◆ **OBJECTIVE**
Using the listing below, select the lines with the word "name" and copy them.

================

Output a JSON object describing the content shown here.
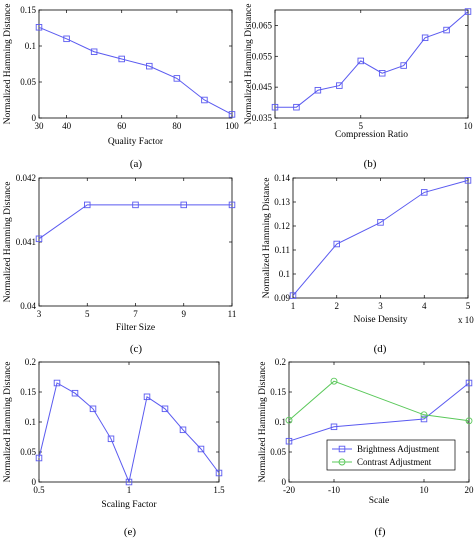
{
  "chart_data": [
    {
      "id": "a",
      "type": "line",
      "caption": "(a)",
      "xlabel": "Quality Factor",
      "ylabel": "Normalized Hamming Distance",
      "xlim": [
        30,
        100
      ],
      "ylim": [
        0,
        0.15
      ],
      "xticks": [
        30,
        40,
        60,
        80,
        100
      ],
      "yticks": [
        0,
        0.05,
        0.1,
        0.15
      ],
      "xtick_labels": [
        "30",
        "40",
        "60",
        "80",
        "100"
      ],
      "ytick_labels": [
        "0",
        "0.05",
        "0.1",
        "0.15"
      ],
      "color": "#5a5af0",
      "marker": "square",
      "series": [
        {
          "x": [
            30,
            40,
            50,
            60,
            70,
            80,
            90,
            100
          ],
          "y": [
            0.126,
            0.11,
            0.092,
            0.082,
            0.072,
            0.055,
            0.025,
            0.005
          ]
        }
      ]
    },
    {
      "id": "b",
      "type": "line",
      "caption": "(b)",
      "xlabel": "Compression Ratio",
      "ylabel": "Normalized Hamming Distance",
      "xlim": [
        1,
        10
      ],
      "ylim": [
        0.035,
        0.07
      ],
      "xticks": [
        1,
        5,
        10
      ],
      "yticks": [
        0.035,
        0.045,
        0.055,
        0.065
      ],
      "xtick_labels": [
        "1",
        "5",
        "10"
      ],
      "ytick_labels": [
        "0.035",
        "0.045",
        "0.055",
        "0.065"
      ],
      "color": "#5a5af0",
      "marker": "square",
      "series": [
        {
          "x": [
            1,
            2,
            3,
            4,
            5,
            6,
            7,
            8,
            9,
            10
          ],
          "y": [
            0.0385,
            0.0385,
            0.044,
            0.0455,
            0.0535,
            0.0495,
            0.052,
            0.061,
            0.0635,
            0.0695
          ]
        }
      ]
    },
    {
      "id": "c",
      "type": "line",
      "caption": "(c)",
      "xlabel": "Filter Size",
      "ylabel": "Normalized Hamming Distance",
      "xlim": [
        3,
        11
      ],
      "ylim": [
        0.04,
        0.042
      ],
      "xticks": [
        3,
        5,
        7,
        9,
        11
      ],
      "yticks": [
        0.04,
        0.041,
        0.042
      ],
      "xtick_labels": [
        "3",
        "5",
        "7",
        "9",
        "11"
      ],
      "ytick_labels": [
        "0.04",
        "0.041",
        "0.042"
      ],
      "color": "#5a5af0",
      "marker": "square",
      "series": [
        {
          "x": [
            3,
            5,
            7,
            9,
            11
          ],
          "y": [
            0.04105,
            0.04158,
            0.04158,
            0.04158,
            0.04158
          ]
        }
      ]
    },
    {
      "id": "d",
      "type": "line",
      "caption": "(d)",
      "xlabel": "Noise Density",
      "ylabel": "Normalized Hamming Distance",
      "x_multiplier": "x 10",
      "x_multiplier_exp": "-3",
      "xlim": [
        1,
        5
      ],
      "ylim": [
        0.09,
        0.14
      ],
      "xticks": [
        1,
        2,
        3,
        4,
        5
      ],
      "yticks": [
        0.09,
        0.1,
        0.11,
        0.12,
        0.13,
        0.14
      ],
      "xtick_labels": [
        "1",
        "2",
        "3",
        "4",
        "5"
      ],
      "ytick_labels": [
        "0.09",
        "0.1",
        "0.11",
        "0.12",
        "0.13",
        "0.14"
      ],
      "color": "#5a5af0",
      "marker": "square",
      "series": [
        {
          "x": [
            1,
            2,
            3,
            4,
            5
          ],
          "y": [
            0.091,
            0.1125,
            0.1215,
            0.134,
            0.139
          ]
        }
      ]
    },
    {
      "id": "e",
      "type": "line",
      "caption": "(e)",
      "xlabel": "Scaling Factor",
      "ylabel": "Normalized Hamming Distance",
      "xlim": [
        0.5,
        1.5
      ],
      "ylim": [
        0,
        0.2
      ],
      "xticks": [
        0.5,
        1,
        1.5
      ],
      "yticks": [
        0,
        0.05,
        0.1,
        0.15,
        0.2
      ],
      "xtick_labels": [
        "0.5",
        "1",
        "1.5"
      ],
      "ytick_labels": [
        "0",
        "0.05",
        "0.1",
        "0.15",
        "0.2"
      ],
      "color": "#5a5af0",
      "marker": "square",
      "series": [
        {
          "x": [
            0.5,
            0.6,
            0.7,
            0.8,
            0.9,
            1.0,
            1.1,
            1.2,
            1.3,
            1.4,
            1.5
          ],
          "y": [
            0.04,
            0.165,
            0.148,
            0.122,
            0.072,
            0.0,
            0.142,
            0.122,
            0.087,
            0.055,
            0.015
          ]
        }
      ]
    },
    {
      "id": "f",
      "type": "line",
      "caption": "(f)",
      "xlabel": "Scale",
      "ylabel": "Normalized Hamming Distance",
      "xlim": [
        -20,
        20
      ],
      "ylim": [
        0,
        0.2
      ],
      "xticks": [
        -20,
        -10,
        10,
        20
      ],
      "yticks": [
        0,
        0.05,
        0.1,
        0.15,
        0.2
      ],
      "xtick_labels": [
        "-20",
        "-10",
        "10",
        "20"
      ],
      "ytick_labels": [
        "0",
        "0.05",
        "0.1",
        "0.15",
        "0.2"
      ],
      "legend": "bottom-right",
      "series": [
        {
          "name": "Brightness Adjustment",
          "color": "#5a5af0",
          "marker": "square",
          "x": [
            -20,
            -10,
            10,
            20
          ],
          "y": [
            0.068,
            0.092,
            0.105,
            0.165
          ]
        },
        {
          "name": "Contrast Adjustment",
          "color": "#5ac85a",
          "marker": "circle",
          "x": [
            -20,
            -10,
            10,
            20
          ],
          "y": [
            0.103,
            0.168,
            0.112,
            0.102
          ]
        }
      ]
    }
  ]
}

================

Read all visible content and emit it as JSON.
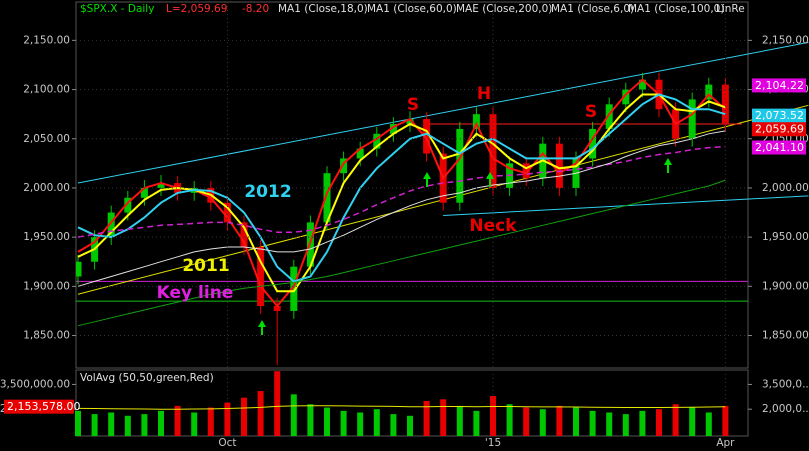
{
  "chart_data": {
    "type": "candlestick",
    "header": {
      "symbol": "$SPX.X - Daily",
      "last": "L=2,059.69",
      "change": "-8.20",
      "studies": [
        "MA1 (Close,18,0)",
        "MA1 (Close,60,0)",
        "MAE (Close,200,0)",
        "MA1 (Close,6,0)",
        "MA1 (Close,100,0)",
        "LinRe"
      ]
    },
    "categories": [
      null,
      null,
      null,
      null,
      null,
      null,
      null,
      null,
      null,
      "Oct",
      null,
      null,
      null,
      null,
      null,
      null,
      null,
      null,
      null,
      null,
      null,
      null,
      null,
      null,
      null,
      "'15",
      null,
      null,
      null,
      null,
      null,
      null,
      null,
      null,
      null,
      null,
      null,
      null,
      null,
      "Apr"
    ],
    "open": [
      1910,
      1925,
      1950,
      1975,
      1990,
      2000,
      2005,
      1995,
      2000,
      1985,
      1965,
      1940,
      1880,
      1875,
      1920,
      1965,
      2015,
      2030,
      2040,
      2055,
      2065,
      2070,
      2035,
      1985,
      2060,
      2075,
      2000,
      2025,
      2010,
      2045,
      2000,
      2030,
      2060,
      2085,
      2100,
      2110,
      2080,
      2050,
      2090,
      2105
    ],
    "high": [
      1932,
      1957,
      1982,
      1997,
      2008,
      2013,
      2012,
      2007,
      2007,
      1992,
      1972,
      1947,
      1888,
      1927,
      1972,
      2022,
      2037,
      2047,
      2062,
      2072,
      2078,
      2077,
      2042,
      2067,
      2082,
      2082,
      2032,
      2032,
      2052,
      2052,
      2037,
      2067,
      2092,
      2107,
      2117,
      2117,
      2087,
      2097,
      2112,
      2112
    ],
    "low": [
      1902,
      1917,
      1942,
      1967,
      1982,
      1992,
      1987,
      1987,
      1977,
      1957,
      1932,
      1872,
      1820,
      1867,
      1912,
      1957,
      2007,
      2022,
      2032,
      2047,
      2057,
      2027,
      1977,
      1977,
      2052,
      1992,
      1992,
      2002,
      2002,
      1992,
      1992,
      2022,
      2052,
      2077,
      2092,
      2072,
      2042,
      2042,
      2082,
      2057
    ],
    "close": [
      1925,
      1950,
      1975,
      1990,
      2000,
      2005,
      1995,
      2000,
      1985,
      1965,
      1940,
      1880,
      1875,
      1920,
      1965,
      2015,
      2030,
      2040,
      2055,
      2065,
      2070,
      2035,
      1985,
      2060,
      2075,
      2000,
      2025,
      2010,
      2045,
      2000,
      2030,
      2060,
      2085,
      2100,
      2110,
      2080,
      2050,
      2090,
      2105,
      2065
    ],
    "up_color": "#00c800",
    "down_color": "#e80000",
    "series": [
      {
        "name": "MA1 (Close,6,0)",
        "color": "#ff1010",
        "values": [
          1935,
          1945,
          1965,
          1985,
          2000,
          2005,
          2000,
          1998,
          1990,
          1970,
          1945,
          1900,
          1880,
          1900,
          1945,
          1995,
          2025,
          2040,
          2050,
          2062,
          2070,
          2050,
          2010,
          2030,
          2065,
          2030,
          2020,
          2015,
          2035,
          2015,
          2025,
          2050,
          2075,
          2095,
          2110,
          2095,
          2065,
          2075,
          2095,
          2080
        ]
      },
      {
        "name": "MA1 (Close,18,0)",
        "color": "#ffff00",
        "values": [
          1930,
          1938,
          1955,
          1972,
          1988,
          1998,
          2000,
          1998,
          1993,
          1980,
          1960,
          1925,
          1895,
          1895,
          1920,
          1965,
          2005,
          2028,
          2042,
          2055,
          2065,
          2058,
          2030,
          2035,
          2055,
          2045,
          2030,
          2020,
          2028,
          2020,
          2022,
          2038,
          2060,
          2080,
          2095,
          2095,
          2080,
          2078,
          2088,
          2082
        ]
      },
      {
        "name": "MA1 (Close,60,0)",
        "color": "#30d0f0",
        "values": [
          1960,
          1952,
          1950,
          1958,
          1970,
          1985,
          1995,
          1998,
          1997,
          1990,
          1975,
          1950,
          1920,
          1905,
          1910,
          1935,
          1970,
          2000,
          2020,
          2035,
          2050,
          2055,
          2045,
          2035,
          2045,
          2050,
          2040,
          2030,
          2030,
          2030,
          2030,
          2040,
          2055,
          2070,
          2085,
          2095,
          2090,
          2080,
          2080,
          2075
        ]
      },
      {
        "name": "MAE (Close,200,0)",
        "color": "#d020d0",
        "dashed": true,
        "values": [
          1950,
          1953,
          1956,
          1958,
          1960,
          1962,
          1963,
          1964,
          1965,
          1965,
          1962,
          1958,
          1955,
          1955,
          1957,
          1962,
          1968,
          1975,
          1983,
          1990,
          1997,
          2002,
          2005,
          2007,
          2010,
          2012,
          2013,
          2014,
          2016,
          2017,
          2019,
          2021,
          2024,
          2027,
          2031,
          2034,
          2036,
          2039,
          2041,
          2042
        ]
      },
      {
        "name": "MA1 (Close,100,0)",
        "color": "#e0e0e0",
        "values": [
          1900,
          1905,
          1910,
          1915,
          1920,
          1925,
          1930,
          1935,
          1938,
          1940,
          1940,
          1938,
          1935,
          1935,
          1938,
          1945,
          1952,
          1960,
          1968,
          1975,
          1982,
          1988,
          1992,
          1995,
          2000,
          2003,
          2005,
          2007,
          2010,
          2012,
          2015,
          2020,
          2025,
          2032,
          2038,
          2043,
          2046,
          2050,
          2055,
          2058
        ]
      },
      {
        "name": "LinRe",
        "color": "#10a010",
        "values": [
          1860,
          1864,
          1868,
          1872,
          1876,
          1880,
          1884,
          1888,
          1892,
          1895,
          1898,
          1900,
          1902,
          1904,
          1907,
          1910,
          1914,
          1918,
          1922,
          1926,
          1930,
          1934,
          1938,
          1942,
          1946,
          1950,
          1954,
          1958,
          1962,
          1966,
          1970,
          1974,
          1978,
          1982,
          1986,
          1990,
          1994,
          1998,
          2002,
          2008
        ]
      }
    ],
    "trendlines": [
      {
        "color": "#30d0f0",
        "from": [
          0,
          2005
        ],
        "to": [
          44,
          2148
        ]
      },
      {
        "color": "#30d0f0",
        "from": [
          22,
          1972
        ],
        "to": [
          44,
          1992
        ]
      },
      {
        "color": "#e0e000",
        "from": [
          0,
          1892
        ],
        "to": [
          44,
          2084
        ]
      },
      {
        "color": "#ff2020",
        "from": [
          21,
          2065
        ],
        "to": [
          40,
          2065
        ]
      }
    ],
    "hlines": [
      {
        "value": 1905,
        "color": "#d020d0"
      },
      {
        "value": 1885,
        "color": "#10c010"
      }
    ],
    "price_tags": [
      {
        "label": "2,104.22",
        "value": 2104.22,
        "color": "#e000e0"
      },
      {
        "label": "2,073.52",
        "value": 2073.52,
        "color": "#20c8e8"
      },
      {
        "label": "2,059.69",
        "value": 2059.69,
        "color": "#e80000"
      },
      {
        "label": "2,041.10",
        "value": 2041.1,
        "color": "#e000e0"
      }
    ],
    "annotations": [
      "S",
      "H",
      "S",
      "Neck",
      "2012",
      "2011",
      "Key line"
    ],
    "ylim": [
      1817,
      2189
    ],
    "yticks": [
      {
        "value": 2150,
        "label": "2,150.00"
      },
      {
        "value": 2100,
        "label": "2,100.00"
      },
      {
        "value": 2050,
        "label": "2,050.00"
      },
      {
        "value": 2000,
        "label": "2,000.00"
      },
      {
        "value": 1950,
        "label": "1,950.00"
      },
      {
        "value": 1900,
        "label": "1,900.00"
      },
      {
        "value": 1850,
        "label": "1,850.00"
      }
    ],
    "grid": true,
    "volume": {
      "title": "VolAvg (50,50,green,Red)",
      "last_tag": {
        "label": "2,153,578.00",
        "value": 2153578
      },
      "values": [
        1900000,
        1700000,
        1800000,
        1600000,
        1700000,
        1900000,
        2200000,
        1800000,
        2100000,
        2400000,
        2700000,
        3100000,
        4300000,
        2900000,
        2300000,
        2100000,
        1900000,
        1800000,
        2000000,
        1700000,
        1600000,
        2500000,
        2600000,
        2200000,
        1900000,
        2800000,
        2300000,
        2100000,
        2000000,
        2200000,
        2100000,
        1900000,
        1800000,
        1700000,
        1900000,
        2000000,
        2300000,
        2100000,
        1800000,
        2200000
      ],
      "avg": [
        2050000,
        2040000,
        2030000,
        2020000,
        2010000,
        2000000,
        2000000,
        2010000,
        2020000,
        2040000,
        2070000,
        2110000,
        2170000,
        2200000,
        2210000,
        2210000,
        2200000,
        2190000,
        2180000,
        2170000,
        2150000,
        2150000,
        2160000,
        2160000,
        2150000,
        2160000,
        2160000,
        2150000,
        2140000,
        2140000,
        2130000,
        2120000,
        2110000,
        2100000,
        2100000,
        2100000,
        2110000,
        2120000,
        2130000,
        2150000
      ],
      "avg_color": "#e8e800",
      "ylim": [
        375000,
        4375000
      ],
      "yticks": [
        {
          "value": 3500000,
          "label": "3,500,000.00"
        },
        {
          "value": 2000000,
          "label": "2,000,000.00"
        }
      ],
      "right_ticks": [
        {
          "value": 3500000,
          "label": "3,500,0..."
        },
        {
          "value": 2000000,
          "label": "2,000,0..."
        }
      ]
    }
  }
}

================

◆ **RESULT OF THE EXERCISE**
          "name": "Brightness Adjustment",
          "name": "Contrast Adjustment",
        "name": "MA1 (Close,6,0)",
        "name": "MA1 (Close,18,0)",
        "name": "MA1 (Close,60,0)",
        "name": "MAE (Close,200,0)",
        "name": "MA1 (Close,100,0)",
        "name": "LinRe",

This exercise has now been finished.